• _Do this_: Gather all lines with "here" from the records.

Some records
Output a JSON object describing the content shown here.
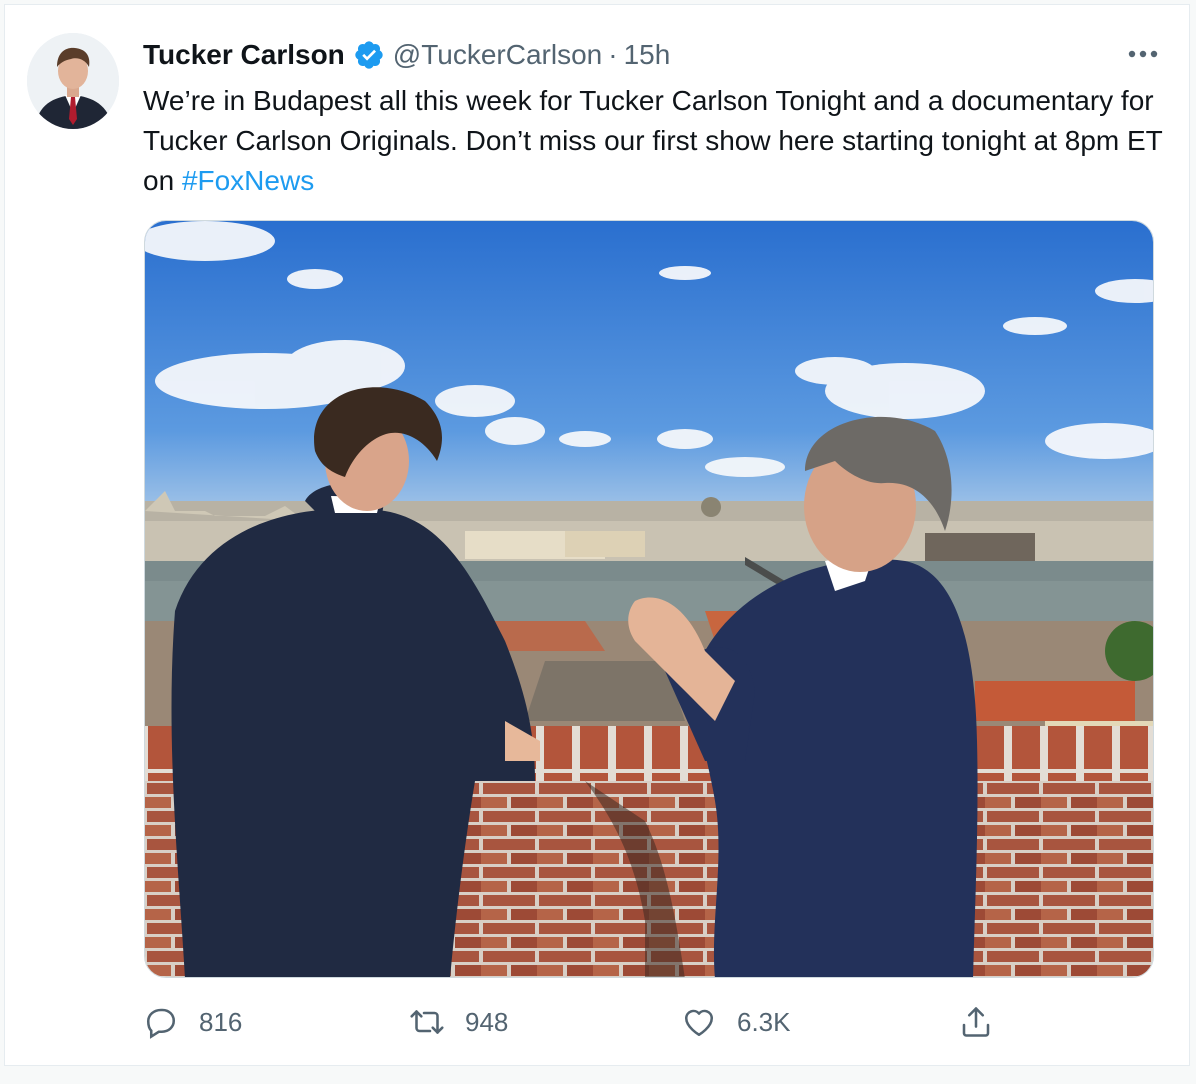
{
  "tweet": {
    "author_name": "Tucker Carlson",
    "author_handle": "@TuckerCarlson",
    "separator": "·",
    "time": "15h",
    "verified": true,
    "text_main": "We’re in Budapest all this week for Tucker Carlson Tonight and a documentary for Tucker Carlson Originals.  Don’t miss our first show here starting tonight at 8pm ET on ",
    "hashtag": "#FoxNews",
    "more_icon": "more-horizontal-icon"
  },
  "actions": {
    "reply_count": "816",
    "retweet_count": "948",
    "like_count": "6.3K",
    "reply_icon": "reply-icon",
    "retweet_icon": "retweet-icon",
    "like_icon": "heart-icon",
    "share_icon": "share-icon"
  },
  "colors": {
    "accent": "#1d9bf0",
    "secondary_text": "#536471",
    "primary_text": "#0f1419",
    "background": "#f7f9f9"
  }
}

• _Task output_:
Output a JSON object describing the content shown here.
    "text_main": "We’re in Budapest all this week for Tucker Carlson Tonight and a documentary for Tucker Carlson Originals.  Don’t miss our first show here starting tonight at 8pm ET on ",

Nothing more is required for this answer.